╔══

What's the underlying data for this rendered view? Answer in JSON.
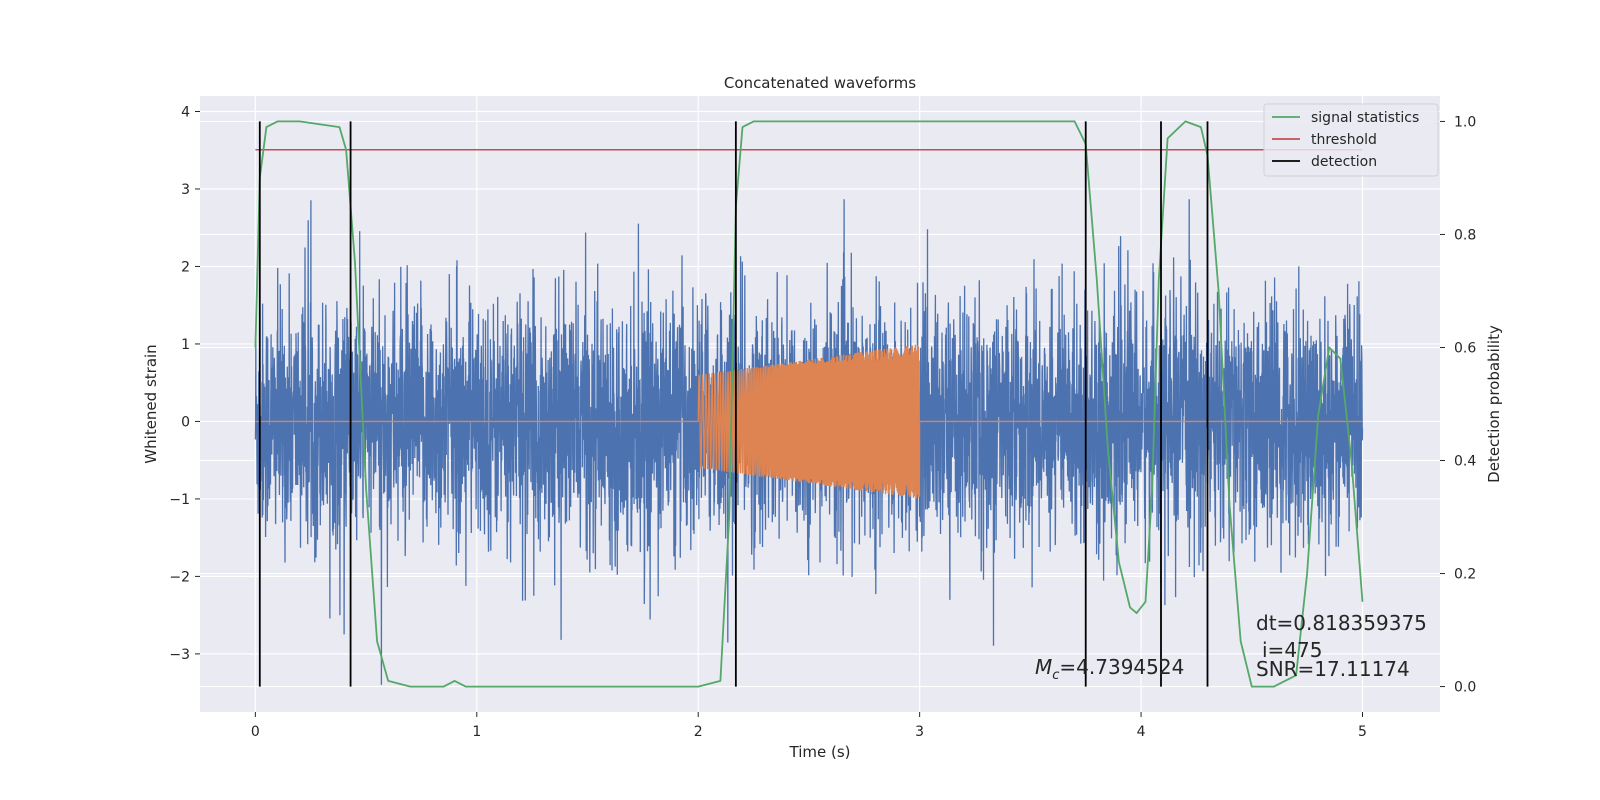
{
  "chart_data": {
    "type": "line",
    "title": "Concatenated waveforms",
    "xlabel": "Time (s)",
    "ylabel": "Whitened strain",
    "ylabel_right": "Detection probability",
    "xlim": [
      -0.25,
      5.35
    ],
    "ylim": [
      -3.75,
      4.2
    ],
    "ylim_right": [
      -0.045,
      1.045
    ],
    "xticks": [
      0,
      1,
      2,
      3,
      4,
      5
    ],
    "xtick_labels": [
      "0",
      "1",
      "2",
      "3",
      "4",
      "5"
    ],
    "yticks": [
      -3,
      -2,
      -1,
      0,
      1,
      2,
      3,
      4
    ],
    "ytick_labels": [
      "−3",
      "−2",
      "−1",
      "0",
      "1",
      "2",
      "3",
      "4"
    ],
    "yticks_right": [
      0.0,
      0.2,
      0.4,
      0.6,
      0.8,
      1.0
    ],
    "ytick_labels_right": [
      "0.0",
      "0.2",
      "0.4",
      "0.6",
      "0.8",
      "1.0"
    ],
    "grid": true,
    "legend_position": "top-right",
    "colors": {
      "noise": "#4c72b0",
      "injected": "#dd8452",
      "statistic": "#55a868",
      "threshold": "#c44e52",
      "detection": "#000000",
      "axes_bg": "#eaeaf2",
      "grid": "#ffffff"
    },
    "series": [
      {
        "role": "noise",
        "x_range": [
          0,
          5
        ],
        "amplitude_envelope": 3.8,
        "typical_std": 0.75
      },
      {
        "role": "injected",
        "x_range": [
          2,
          3
        ],
        "amplitude_start": 0.6,
        "amplitude_end": 1.0
      },
      {
        "role": "statistic",
        "name": "signal statistics",
        "x": [
          0.0,
          0.02,
          0.05,
          0.1,
          0.2,
          0.38,
          0.41,
          0.45,
          0.5,
          0.55,
          0.6,
          0.7,
          0.85,
          0.9,
          0.95,
          1.0,
          1.5,
          2.0,
          2.1,
          2.14,
          2.17,
          2.2,
          2.25,
          2.4,
          3.7,
          3.75,
          3.8,
          3.85,
          3.9,
          3.95,
          3.98,
          4.02,
          4.05,
          4.08,
          4.12,
          4.2,
          4.27,
          4.3,
          4.35,
          4.4,
          4.45,
          4.5,
          4.6,
          4.7,
          4.75,
          4.8,
          4.85,
          4.9,
          4.95,
          5.0
        ],
        "y": [
          0.6,
          0.9,
          0.99,
          1.0,
          1.0,
          0.99,
          0.95,
          0.75,
          0.35,
          0.08,
          0.01,
          0.0,
          0.0,
          0.01,
          0.0,
          0.0,
          0.0,
          0.0,
          0.01,
          0.3,
          0.85,
          0.99,
          1.0,
          1.0,
          1.0,
          0.96,
          0.72,
          0.42,
          0.22,
          0.14,
          0.13,
          0.15,
          0.35,
          0.72,
          0.97,
          1.0,
          0.99,
          0.94,
          0.7,
          0.32,
          0.08,
          0.0,
          0.0,
          0.02,
          0.2,
          0.48,
          0.6,
          0.58,
          0.4,
          0.15
        ]
      },
      {
        "role": "threshold",
        "name": "threshold",
        "x": [
          0,
          5
        ],
        "y": [
          0.95,
          0.95
        ]
      },
      {
        "role": "detection",
        "name": "detection",
        "x": [
          0.02,
          0.43,
          2.17,
          3.75,
          4.09,
          4.3
        ]
      }
    ],
    "legend": [
      "signal statistics",
      "threshold",
      "detection"
    ],
    "annotations": {
      "mc_symbol": "M",
      "mc_subscript": "c",
      "mc_value": "=4.7394524",
      "dt": "dt=0.818359375",
      "i": "i=475",
      "snr": "SNR=17.11174"
    }
  }
}
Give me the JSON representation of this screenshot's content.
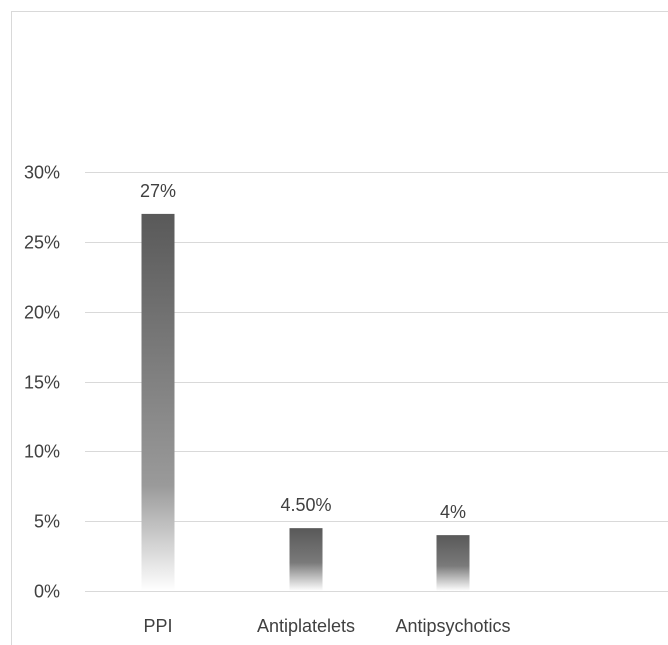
{
  "chart_data": {
    "type": "bar",
    "categories": [
      "PPI",
      "Antiplatelets",
      "Antipsychotics",
      ""
    ],
    "values": [
      27,
      4.5,
      4,
      null
    ],
    "data_labels": [
      "27%",
      "4.50%",
      "4%",
      ""
    ],
    "title": "",
    "xlabel": "",
    "ylabel": "",
    "ylim": [
      0,
      30
    ],
    "yticks": [
      0,
      5,
      10,
      15,
      20,
      25,
      30
    ],
    "ytick_labels": [
      "0%",
      "5%",
      "10%",
      "15%",
      "20%",
      "25%",
      "30%"
    ],
    "grid": true,
    "legend": "none",
    "bar_fill": "gradient",
    "colors": {
      "bar_top": "#595959",
      "bar_bottom": "#ffffff",
      "grid": "#d9d9d9",
      "text": "#404040",
      "border": "#d9d9d9"
    }
  }
}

╚══

## [Exercise brief]
Repeat all of the data above word for word, minus the pictures.

## [Exercise solution]
What's the underlying data for this rendered view? Answer in JSON.
{
  "chart_data": {
    "type": "line",
    "title": "Concatenated waveforms",
    "xlabel": "Time (s)",
    "ylabel": "Whitened strain",
    "ylabel_right": "Detection probability",
    "xlim": [
      -0.25,
      5.35
    ],
    "ylim": [
      -3.75,
      4.2
    ],
    "ylim_right": [
      -0.045,
      1.045
    ],
    "xticks": [
      0,
      1,
      2,
      3,
      4,
      5
    ],
    "xtick_labels": [
      "0",
      "1",
      "2",
      "3",
      "4",
      "5"
    ],
    "yticks": [
      -3,
      -2,
      -1,
      0,
      1,
      2,
      3,
      4
    ],
    "ytick_labels": [
      "−3",
      "−2",
      "−1",
      "0",
      "1",
      "2",
      "3",
      "4"
    ],
    "yticks_right": [
      0.0,
      0.2,
      0.4,
      0.6,
      0.8,
      1.0
    ],
    "ytick_labels_right": [
      "0.0",
      "0.2",
      "0.4",
      "0.6",
      "0.8",
      "1.0"
    ],
    "grid": true,
    "legend_position": "top-right",
    "colors": {
      "noise": "#4c72b0",
      "injected": "#dd8452",
      "statistic": "#55a868",
      "threshold": "#c44e52",
      "detection": "#000000",
      "axes_bg": "#eaeaf2",
      "grid": "#ffffff"
    },
    "series": [
      {
        "role": "noise",
        "x_range": [
          0,
          5
        ],
        "amplitude_envelope": 3.8,
        "typical_std": 0.75
      },
      {
        "role": "injected",
        "x_range": [
          2,
          3
        ],
        "amplitude_start": 0.6,
        "amplitude_end": 1.0
      },
      {
        "role": "statistic",
        "name": "signal statistics",
        "x": [
          0.0,
          0.02,
          0.05,
          0.1,
          0.2,
          0.38,
          0.41,
          0.45,
          0.5,
          0.55,
          0.6,
          0.7,
          0.85,
          0.9,
          0.95,
          1.0,
          1.5,
          2.0,
          2.1,
          2.14,
          2.17,
          2.2,
          2.25,
          2.4,
          3.7,
          3.75,
          3.8,
          3.85,
          3.9,
          3.95,
          3.98,
          4.02,
          4.05,
          4.08,
          4.12,
          4.2,
          4.27,
          4.3,
          4.35,
          4.4,
          4.45,
          4.5,
          4.6,
          4.7,
          4.75,
          4.8,
          4.85,
          4.9,
          4.95,
          5.0
        ],
        "y": [
          0.6,
          0.9,
          0.99,
          1.0,
          1.0,
          0.99,
          0.95,
          0.75,
          0.35,
          0.08,
          0.01,
          0.0,
          0.0,
          0.01,
          0.0,
          0.0,
          0.0,
          0.0,
          0.01,
          0.3,
          0.85,
          0.99,
          1.0,
          1.0,
          1.0,
          0.96,
          0.72,
          0.42,
          0.22,
          0.14,
          0.13,
          0.15,
          0.35,
          0.72,
          0.97,
          1.0,
          0.99,
          0.94,
          0.7,
          0.32,
          0.08,
          0.0,
          0.0,
          0.02,
          0.2,
          0.48,
          0.6,
          0.58,
          0.4,
          0.15
        ]
      },
      {
        "role": "threshold",
        "name": "threshold",
        "x": [
          0,
          5
        ],
        "y": [
          0.95,
          0.95
        ]
      },
      {
        "role": "detection",
        "name": "detection",
        "x": [
          0.02,
          0.43,
          2.17,
          3.75,
          4.09,
          4.3
        ]
      }
    ],
    "legend": [
      "signal statistics",
      "threshold",
      "detection"
    ],
    "annotations": {
      "mc_symbol": "M",
      "mc_subscript": "c",
      "mc_value": "=4.7394524",
      "dt": "dt=0.818359375",
      "i": "i=475",
      "snr": "SNR=17.11174"
    }
  }
}
Give me the JSON representation of this screenshot's content.
{
  "chart_data": {
    "type": "bar",
    "categories": [
      "PPI",
      "Antiplatelets",
      "Antipsychotics",
      ""
    ],
    "values": [
      27,
      4.5,
      4,
      null
    ],
    "data_labels": [
      "27%",
      "4.50%",
      "4%",
      ""
    ],
    "title": "",
    "xlabel": "",
    "ylabel": "",
    "ylim": [
      0,
      30
    ],
    "yticks": [
      0,
      5,
      10,
      15,
      20,
      25,
      30
    ],
    "ytick_labels": [
      "0%",
      "5%",
      "10%",
      "15%",
      "20%",
      "25%",
      "30%"
    ],
    "grid": true,
    "legend": "none",
    "bar_fill": "gradient",
    "colors": {
      "bar_top": "#595959",
      "bar_bottom": "#ffffff",
      "grid": "#d9d9d9",
      "text": "#404040",
      "border": "#d9d9d9"
    }
  }
}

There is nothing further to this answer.